> [Text passage]
=== Begin Enclosure ===

Having determined that the interventional cardiologist should have engaged the informed consent process with the patient in this case, Tan recommends a thorough, well-documented process governed by a written informed consent protocol. It is not clear in this case if a completed informed consent form or a progress note addressing consent was present in the medical record. Generally, such documentation, however brief, does form a basis for a defense to a claim of no consent.

If there was no documented informed consent in the medical record, a preoperative check should have identified that this critical information was missing. The Universal Protocol for Preventing Wrong Site, Wrong Procedure, Wrong Person Surgery developed by the Joint Commission on Accreditation of Healthcare Organizations is a good starting point for such a process. The protocol calls for a preoperative verification process to ensure that all relevant documents and studies are available prior to the start of the procedure. A signed informed consent form is one of the relevant documents that should be available. Tan notes that before the development of the Universal Protocol, a Joint Commission standard recommended that prior to any procedure the patient have a current documented history and physical examination and a pre-anesthesia evaluation, if relevant. Preoperatively, the doctor also would review any required preoperative test results, and the patient would sign an informed consent form. "Typically, it was the responsibility of the nursing or technical staff to check that all required documents were in the record before the start of the procedure," Tan says.

Once a problem developed in this case as a result of the surgery, it is unclear how information about the untoward outcome and patient death was conveyed to the patient's family. Tan recognizes that each facility is now required by the Joint Commission to have a process to discuss unexpected outcomes with the patient and/or family, and most institutions have been working to develop a transparent process over the past several years. Even prior to this requirement, there were ethical guidelines regarding informing patients and their families of untoward events. "In this case, it may have been helpful for the referring cardiologist and the interventional cardiologist to meet with the family to offer a brief factual description of the event and offer their support without pointing fingers or assigning blame," suggests Tan. The physicians also could have explained their plan to investigate the case more fully and share any additional information with the family.

=== End Enclosure ===

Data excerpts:
=== Begin Enclosure ===

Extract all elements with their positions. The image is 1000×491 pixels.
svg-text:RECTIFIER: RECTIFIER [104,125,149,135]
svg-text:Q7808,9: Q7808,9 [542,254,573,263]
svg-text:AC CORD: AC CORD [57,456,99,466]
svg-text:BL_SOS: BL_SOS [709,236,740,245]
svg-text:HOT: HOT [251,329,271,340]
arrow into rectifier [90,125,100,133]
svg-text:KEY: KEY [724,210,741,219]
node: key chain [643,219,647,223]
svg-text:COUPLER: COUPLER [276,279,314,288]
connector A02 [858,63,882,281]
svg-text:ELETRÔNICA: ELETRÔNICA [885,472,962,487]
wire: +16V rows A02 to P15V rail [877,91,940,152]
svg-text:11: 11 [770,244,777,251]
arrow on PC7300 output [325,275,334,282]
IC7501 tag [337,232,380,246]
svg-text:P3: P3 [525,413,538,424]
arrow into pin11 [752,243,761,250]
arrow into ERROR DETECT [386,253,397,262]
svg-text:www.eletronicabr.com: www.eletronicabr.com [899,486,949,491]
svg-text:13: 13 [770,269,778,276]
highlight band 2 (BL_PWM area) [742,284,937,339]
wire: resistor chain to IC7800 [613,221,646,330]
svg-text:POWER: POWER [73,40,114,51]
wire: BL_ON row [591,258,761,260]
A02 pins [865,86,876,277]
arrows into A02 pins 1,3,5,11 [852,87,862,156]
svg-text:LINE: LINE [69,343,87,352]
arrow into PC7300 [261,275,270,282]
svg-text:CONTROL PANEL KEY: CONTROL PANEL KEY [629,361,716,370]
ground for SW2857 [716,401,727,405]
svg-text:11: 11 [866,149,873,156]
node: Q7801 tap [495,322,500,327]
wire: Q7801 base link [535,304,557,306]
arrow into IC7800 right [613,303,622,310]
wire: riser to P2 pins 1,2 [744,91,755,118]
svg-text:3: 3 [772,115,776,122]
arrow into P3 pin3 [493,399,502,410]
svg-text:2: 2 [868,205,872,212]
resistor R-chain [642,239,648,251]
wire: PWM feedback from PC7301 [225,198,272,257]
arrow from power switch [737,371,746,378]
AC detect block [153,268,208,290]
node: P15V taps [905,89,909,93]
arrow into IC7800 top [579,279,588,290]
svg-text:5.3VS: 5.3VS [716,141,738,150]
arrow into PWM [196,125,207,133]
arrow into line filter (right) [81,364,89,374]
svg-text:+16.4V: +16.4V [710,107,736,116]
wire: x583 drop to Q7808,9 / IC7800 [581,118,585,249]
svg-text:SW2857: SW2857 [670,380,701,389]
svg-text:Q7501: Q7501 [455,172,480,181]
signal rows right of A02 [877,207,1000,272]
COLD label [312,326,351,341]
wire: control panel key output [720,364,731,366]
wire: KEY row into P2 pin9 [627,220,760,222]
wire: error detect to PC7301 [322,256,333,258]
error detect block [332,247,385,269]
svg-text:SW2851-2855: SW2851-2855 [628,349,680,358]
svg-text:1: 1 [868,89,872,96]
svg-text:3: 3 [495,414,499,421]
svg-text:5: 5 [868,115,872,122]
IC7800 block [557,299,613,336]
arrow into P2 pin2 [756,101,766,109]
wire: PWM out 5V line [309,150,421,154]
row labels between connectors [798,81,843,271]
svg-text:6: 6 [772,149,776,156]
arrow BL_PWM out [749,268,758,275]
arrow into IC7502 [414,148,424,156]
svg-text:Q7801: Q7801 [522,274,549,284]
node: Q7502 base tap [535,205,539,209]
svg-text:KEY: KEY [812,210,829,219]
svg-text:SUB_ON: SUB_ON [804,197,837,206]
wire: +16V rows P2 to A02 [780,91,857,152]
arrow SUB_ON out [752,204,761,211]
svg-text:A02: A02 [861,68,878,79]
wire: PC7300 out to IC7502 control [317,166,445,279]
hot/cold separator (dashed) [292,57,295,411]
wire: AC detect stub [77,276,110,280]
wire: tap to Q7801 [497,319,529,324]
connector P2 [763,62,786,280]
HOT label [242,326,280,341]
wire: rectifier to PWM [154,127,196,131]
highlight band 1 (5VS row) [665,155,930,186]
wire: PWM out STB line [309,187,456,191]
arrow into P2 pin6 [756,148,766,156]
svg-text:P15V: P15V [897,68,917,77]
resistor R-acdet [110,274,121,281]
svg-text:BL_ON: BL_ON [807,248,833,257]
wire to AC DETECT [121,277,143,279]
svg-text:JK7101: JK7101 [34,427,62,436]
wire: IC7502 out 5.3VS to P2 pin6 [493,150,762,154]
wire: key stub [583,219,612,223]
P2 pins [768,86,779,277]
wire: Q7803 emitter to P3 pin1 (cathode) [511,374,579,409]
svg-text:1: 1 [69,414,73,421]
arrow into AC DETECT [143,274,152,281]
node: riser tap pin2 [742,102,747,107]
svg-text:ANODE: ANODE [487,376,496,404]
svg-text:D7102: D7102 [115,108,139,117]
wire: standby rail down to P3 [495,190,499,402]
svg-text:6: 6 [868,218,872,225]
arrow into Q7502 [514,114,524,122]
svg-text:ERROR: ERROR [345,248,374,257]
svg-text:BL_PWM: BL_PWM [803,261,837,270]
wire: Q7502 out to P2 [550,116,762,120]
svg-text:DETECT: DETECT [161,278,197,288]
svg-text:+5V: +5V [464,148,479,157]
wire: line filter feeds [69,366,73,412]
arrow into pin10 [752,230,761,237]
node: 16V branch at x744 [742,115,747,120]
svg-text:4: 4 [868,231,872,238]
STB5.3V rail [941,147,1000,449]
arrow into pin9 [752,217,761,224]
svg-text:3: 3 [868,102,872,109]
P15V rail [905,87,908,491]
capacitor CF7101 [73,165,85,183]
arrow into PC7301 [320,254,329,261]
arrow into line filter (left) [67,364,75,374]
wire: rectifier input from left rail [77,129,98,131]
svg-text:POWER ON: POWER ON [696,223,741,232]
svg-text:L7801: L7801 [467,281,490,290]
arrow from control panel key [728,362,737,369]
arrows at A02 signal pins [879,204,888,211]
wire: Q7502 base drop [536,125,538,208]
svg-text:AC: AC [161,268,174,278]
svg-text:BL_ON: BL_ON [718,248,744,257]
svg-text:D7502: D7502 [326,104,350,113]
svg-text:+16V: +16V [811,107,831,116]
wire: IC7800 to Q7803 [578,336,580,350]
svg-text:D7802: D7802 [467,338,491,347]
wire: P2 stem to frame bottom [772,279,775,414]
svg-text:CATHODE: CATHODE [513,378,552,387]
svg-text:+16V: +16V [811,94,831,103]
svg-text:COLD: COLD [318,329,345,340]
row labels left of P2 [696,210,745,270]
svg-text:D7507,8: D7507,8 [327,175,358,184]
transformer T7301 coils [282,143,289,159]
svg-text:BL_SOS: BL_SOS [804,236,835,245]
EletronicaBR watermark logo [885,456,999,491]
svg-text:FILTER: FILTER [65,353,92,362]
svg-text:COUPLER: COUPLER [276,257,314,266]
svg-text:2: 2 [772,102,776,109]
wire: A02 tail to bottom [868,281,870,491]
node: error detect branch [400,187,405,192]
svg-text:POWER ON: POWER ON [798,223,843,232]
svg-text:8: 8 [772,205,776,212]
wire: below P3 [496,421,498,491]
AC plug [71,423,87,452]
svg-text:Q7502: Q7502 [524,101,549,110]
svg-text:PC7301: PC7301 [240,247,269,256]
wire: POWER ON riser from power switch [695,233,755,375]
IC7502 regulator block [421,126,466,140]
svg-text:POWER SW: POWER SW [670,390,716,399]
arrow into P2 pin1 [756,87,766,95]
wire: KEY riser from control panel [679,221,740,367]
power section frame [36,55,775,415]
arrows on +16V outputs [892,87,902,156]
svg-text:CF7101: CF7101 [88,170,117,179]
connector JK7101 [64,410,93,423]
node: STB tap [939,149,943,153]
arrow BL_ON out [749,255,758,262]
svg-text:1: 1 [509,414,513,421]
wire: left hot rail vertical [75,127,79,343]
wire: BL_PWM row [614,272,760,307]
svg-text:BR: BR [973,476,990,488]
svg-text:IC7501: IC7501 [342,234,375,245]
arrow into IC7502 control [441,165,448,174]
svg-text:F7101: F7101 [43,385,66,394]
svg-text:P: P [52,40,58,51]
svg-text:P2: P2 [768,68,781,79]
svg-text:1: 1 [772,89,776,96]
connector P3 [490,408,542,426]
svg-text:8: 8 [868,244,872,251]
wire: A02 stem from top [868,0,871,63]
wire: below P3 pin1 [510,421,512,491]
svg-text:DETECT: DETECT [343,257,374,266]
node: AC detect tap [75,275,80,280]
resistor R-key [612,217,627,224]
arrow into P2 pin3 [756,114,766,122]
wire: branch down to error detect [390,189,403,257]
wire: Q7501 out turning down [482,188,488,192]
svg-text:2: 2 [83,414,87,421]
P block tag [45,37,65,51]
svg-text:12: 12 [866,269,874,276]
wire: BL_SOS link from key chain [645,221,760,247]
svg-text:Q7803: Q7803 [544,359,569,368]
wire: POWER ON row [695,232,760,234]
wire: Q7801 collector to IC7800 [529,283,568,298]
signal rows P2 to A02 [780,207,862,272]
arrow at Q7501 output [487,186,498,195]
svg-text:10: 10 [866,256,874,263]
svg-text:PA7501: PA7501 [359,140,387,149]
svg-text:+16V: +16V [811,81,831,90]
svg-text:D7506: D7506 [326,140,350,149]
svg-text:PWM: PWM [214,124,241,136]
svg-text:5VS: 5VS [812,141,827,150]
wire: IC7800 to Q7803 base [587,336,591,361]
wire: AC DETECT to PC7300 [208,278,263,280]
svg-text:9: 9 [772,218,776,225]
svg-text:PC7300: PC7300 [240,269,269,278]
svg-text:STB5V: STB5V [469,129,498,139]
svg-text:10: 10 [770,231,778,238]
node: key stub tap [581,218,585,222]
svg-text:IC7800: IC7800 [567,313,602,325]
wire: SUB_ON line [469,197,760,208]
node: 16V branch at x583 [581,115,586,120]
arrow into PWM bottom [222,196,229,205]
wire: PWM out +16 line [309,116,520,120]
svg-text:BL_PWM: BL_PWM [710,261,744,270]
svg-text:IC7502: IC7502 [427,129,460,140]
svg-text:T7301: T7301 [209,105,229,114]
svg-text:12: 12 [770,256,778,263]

=== End Enclosure ===

> [Study questions]
1. From the informed consent text, echo the portion starting at "Having determined that" and ending at "of no consent.", word for word.
2. In the informed consent text, whose responsibility was it typically to check that all required documents were in the record before a procedure began?

> [Responses to the exercise]
1.
Having determined that the interventional cardiologist should have engaged the informed consent process with the patient in this case, Tan recommends a thorough, well-documented process governed by a written informed consent protocol. It is not clear in this case if a completed informed consent form or a progress note addressing consent was present in the medical record. Generally, such documentation, however brief, does form a basis for a defense to a claim of no consent.

2. The nursing or technical staff.